--- begin EXTRACTED MATERIAL ---

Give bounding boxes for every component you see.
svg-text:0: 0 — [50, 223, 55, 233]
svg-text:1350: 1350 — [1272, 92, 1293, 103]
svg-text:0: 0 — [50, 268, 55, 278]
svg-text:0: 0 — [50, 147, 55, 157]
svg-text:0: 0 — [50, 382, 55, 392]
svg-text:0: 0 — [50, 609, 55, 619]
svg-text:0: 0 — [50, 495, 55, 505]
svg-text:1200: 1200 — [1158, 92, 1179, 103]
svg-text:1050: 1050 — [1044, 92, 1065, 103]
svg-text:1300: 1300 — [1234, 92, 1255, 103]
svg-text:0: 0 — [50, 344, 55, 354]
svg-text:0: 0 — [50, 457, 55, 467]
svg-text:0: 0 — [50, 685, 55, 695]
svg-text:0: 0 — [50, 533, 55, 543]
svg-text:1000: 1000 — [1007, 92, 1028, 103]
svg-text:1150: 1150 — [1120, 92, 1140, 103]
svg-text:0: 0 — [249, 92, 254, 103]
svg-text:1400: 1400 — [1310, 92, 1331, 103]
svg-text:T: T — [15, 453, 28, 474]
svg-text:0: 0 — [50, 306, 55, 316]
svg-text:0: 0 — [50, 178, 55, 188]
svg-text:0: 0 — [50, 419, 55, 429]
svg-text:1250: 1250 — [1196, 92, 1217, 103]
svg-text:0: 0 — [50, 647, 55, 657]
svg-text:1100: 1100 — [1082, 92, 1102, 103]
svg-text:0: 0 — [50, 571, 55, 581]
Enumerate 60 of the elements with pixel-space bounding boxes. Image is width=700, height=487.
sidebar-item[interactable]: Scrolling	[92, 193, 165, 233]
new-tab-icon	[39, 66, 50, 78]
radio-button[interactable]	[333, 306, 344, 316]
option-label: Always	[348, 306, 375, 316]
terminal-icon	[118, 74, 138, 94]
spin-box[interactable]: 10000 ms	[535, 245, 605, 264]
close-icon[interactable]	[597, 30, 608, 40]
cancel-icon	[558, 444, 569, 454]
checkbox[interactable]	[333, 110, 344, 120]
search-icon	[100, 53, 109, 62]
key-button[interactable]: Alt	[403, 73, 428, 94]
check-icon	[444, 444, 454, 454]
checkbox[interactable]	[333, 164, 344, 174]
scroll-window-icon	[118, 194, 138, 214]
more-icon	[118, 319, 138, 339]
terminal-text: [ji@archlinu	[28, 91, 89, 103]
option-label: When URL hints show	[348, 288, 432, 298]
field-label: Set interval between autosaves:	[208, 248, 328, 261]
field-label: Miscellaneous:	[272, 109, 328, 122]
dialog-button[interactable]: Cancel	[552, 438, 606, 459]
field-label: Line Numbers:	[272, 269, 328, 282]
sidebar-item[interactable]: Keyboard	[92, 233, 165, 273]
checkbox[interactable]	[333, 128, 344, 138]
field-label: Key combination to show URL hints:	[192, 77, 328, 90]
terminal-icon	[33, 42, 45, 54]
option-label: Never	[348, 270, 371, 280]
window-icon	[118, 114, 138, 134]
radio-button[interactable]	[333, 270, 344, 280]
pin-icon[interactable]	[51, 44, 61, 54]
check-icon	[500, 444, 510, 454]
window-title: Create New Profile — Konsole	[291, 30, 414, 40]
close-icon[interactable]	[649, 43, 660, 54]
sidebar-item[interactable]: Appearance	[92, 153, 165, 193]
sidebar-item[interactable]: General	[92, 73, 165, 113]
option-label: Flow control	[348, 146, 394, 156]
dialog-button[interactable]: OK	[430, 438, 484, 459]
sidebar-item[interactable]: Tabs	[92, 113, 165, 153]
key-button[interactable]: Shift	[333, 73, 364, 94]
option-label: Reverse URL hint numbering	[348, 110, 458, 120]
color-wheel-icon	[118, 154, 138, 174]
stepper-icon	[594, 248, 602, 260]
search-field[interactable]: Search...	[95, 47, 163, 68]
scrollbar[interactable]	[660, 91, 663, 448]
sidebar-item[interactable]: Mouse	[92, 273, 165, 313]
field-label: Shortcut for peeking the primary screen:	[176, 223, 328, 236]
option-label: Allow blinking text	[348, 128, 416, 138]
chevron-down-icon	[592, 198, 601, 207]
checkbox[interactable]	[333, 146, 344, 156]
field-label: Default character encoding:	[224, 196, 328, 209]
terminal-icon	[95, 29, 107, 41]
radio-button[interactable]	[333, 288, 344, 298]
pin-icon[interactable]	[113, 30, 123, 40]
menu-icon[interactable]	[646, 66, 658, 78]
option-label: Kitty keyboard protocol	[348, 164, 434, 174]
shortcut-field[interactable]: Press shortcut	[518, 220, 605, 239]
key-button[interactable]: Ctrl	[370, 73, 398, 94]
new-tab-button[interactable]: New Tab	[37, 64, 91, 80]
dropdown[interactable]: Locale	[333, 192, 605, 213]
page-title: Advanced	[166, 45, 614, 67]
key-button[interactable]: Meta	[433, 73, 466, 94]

--- end EXTRACTED MATERIAL ---

◆ **WHAT IS ASKED**
Copy every line of the data listing above with no changes.

◆ **ANSWER TO THIS TASK**
Give bounding boxes for every component you see.
svg-text:0: 0 — [50, 223, 55, 233]
svg-text:1350: 1350 — [1272, 92, 1293, 103]
svg-text:0: 0 — [50, 268, 55, 278]
svg-text:0: 0 — [50, 147, 55, 157]
svg-text:0: 0 — [50, 382, 55, 392]
svg-text:0: 0 — [50, 609, 55, 619]
svg-text:0: 0 — [50, 495, 55, 505]
svg-text:1200: 1200 — [1158, 92, 1179, 103]
svg-text:1050: 1050 — [1044, 92, 1065, 103]
svg-text:1300: 1300 — [1234, 92, 1255, 103]
svg-text:0: 0 — [50, 344, 55, 354]
svg-text:0: 0 — [50, 457, 55, 467]
svg-text:0: 0 — [50, 685, 55, 695]
svg-text:0: 0 — [50, 533, 55, 543]
svg-text:1000: 1000 — [1007, 92, 1028, 103]
svg-text:1150: 1150 — [1120, 92, 1140, 103]
svg-text:0: 0 — [249, 92, 254, 103]
svg-text:1400: 1400 — [1310, 92, 1331, 103]
svg-text:T: T — [15, 453, 28, 474]
svg-text:0: 0 — [50, 306, 55, 316]
svg-text:0: 0 — [50, 178, 55, 188]
svg-text:0: 0 — [50, 419, 55, 429]
svg-text:1250: 1250 — [1196, 92, 1217, 103]
svg-text:0: 0 — [50, 647, 55, 657]
svg-text:1100: 1100 — [1082, 92, 1102, 103]
svg-text:0: 0 — [50, 571, 55, 581]
Enumerate 60 of the elements with pixel-space bounding boxes. Image is width=700, height=487.
sidebar-item[interactable]: Scrolling	[92, 193, 165, 233]
new-tab-icon	[39, 66, 50, 78]
radio-button[interactable]	[333, 306, 344, 316]
option-label: Always	[348, 306, 375, 316]
terminal-icon	[118, 74, 138, 94]
spin-box[interactable]: 10000 ms	[535, 245, 605, 264]
close-icon[interactable]	[597, 30, 608, 40]
cancel-icon	[558, 444, 569, 454]
checkbox[interactable]	[333, 110, 344, 120]
search-icon	[100, 53, 109, 62]
key-button[interactable]: Alt	[403, 73, 428, 94]
check-icon	[444, 444, 454, 454]
checkbox[interactable]	[333, 164, 344, 174]
scroll-window-icon	[118, 194, 138, 214]
more-icon	[118, 319, 138, 339]
terminal-text: [ji@archlinu	[28, 91, 89, 103]
option-label: When URL hints show	[348, 288, 432, 298]
field-label: Set interval between autosaves:	[208, 248, 328, 261]
field-label: Miscellaneous:	[272, 109, 328, 122]
dialog-button[interactable]: Cancel	[552, 438, 606, 459]
field-label: Line Numbers:	[272, 269, 328, 282]
sidebar-item[interactable]: Keyboard	[92, 233, 165, 273]
checkbox[interactable]	[333, 128, 344, 138]
field-label: Key combination to show URL hints:	[192, 77, 328, 90]
terminal-icon	[33, 42, 45, 54]
option-label: Never	[348, 270, 371, 280]
window-icon	[118, 114, 138, 134]
radio-button[interactable]	[333, 270, 344, 280]
pin-icon[interactable]	[51, 44, 61, 54]
check-icon	[500, 444, 510, 454]
window-title: Create New Profile — Konsole	[291, 30, 414, 40]
close-icon[interactable]	[649, 43, 660, 54]
sidebar-item[interactable]: Appearance	[92, 153, 165, 193]
sidebar-item[interactable]: General	[92, 73, 165, 113]
option-label: Flow control	[348, 146, 394, 156]
dialog-button[interactable]: OK	[430, 438, 484, 459]
sidebar-item[interactable]: Tabs	[92, 113, 165, 153]
key-button[interactable]: Shift	[333, 73, 364, 94]
option-label: Reverse URL hint numbering	[348, 110, 458, 120]
color-wheel-icon	[118, 154, 138, 174]
stepper-icon	[594, 248, 602, 260]
search-field[interactable]: Search...	[95, 47, 163, 68]
scrollbar[interactable]	[660, 91, 663, 448]
sidebar-item[interactable]: Mouse	[92, 273, 165, 313]
field-label: Shortcut for peeking the primary screen:	[176, 223, 328, 236]
option-label: Allow blinking text	[348, 128, 416, 138]
chevron-down-icon	[592, 198, 601, 207]
checkbox[interactable]	[333, 146, 344, 156]
field-label: Default character encoding:	[224, 196, 328, 209]
terminal-icon	[95, 29, 107, 41]
radio-button[interactable]	[333, 288, 344, 298]
pin-icon[interactable]	[113, 30, 123, 40]
menu-icon[interactable]	[646, 66, 658, 78]
option-label: Kitty keyboard protocol	[348, 164, 434, 174]
shortcut-field[interactable]: Press shortcut	[518, 220, 605, 239]
key-button[interactable]: Ctrl	[370, 73, 398, 94]
new-tab-button[interactable]: New Tab	[37, 64, 91, 80]
dropdown[interactable]: Locale	[333, 192, 605, 213]
page-title: Advanced	[166, 45, 614, 67]
key-button[interactable]: Meta	[433, 73, 466, 94]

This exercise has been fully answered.